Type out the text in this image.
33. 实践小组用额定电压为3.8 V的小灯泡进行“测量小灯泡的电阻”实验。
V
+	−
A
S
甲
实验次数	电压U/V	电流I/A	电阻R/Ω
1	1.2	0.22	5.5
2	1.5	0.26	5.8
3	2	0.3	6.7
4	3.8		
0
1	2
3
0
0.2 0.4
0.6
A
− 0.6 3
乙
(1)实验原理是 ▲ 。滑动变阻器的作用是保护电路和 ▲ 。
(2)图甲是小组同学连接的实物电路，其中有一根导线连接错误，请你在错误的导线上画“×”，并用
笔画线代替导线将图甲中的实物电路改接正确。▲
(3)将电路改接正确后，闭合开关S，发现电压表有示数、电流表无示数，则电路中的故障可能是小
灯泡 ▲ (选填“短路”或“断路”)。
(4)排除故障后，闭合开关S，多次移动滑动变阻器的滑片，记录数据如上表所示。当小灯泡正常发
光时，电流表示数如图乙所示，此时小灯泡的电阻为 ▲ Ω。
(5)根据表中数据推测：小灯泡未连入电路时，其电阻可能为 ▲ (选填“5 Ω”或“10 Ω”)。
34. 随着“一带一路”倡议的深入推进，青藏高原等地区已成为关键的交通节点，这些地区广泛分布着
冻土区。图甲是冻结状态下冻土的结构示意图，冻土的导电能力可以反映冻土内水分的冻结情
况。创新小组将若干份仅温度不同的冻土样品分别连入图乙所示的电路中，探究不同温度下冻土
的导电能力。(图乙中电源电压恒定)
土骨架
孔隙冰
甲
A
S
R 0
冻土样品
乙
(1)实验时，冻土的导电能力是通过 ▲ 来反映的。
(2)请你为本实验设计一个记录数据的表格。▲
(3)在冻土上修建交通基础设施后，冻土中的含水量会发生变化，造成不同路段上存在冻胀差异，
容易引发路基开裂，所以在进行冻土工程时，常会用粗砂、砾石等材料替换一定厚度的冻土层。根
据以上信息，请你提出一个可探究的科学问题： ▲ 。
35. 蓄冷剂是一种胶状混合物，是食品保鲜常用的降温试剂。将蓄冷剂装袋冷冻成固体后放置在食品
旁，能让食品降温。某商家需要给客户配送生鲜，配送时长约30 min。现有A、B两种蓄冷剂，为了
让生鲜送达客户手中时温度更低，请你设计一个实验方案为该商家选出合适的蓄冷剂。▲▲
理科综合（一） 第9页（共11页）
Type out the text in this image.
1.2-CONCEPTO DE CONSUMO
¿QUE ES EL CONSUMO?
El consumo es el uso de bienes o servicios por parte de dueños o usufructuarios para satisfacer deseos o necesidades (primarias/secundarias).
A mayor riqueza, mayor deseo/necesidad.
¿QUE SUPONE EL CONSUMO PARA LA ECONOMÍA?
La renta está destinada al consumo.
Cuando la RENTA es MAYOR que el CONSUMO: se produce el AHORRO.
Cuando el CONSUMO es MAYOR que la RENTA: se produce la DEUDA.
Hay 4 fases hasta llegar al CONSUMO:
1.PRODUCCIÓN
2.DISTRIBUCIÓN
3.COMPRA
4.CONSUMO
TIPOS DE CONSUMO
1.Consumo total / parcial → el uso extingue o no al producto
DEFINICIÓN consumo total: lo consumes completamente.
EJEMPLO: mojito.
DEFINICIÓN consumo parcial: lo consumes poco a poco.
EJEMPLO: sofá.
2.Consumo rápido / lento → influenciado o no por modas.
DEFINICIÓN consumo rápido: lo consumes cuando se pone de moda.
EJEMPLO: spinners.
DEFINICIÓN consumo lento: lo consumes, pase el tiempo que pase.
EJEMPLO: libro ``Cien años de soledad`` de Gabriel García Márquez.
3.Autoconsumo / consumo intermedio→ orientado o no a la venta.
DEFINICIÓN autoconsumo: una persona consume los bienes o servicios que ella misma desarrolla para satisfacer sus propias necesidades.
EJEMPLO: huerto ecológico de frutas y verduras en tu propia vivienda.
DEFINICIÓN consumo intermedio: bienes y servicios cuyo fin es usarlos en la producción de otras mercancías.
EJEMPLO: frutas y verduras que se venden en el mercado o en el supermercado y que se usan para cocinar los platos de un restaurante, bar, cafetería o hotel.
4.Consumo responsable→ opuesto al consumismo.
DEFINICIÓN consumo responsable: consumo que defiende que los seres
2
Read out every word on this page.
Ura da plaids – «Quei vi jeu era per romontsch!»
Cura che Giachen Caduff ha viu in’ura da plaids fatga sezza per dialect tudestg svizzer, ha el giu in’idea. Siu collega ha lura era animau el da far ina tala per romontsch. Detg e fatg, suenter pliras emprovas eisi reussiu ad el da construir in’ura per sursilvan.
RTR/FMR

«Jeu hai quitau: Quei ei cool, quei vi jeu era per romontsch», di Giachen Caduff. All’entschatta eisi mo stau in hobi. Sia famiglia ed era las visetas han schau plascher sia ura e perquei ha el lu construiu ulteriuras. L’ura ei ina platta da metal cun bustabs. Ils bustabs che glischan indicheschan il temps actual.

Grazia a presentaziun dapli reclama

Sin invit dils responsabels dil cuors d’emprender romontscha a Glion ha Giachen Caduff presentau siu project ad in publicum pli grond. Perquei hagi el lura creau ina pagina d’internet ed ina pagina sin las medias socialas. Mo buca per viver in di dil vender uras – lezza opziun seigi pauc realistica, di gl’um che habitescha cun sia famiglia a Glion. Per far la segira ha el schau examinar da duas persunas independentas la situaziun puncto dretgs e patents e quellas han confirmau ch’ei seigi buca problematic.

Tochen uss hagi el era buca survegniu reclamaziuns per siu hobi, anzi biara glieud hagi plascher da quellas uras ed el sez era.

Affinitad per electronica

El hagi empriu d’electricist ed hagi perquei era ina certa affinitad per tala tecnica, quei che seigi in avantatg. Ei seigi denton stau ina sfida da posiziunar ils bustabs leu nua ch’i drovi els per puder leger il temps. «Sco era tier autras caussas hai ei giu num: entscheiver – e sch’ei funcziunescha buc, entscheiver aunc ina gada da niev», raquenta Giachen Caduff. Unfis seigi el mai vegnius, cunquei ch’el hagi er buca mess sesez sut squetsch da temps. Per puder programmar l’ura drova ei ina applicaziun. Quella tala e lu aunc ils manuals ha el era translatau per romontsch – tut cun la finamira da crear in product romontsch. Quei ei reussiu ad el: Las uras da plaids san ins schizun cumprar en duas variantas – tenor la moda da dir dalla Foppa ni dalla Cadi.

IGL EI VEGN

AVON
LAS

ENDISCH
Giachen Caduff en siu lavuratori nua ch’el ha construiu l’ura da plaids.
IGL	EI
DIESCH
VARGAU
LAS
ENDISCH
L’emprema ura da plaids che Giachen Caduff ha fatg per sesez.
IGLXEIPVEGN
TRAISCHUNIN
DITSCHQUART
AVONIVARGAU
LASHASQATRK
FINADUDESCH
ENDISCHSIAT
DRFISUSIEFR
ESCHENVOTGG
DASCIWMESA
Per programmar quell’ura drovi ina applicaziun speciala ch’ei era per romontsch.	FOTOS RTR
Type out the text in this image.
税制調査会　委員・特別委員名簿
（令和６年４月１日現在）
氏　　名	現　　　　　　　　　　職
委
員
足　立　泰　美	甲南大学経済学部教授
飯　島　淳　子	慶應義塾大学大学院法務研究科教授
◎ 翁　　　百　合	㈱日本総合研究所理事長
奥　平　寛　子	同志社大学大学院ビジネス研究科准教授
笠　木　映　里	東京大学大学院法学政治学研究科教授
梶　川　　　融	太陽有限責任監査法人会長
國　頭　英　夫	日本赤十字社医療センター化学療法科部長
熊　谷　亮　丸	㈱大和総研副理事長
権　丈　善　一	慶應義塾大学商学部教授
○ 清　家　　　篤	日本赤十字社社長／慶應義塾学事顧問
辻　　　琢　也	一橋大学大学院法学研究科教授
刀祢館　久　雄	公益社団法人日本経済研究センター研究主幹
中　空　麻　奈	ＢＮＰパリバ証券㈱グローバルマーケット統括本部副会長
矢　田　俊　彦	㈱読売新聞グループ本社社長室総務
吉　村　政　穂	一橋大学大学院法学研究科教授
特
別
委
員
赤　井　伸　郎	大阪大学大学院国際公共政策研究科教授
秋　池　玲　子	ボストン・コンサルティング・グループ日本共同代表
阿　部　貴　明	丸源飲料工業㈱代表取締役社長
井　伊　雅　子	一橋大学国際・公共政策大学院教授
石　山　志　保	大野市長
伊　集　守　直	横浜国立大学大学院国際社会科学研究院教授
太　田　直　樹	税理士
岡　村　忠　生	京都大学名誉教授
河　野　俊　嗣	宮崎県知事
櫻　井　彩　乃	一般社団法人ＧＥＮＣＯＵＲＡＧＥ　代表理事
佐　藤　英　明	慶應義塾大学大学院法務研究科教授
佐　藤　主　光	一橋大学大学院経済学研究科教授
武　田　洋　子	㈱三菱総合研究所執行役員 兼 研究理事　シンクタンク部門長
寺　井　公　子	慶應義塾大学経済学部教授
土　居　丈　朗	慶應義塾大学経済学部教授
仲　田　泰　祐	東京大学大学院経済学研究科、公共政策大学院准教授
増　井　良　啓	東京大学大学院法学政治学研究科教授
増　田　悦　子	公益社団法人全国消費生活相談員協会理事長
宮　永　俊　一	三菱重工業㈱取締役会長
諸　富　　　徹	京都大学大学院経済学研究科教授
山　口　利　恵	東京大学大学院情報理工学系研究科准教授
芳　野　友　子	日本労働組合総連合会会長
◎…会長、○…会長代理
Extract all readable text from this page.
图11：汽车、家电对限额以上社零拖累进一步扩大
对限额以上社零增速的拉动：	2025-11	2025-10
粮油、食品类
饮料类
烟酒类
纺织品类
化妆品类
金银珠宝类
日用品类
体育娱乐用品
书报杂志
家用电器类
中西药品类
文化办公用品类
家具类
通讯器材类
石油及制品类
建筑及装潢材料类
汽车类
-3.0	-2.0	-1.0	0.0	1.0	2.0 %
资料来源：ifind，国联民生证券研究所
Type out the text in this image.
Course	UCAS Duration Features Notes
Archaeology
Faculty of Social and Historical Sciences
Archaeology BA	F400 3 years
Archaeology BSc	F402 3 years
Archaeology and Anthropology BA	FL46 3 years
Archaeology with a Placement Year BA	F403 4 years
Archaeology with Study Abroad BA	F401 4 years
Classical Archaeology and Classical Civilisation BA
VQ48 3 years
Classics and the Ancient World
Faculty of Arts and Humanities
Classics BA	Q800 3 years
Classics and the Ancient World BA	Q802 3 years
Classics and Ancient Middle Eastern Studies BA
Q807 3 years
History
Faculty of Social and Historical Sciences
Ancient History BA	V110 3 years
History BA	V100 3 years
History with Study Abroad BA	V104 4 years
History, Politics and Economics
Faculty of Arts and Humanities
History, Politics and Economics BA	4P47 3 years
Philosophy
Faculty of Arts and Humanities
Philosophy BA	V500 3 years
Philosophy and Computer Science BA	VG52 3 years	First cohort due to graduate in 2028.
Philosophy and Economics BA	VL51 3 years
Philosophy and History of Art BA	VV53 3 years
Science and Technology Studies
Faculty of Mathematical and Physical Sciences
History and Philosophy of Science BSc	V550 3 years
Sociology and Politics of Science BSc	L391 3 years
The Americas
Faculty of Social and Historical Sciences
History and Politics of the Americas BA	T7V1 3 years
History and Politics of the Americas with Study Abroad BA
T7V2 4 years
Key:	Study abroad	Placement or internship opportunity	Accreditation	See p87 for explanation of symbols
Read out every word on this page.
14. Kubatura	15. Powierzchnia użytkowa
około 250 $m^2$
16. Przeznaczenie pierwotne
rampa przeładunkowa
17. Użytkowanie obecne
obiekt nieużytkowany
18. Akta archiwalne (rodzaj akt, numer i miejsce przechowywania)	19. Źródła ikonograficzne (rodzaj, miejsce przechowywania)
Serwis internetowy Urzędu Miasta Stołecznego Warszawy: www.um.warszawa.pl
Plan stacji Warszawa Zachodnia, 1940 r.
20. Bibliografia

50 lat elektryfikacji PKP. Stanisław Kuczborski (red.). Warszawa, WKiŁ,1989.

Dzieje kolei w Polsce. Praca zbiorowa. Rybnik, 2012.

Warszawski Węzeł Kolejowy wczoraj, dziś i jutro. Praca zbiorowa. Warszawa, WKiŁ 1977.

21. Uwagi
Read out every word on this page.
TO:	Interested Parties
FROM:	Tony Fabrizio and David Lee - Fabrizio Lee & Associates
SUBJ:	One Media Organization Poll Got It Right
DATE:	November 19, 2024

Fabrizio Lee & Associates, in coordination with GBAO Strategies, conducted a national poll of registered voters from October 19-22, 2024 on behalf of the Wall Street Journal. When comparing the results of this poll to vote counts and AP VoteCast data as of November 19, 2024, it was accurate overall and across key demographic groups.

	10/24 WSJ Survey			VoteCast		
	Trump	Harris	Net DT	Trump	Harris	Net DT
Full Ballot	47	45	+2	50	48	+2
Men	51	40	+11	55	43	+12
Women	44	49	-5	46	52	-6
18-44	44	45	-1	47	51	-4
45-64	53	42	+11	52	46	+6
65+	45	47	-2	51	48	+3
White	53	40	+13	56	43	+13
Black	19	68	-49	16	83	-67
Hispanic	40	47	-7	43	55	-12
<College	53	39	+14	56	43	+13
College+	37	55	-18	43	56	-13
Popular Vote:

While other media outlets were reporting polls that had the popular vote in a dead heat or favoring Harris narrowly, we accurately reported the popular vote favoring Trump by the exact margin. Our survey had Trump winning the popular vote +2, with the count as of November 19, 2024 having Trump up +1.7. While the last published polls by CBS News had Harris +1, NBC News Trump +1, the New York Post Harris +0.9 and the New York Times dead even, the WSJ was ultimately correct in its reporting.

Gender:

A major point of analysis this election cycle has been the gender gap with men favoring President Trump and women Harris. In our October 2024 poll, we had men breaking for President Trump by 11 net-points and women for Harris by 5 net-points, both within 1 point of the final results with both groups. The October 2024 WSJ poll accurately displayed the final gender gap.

EXERCISE —
Search the records for the word "WKiŁ", then list every line that has it.

WRITTEN SOLUTION —
50 lat elektryfikacji PKP. Stanisław Kuczborski (red.). Warszawa, WKiŁ,1989.
Warszawski Węzeł Kolejowy wczoraj, dziś i jutro. Praca zbiorowa. Warszawa, WKiŁ 1977.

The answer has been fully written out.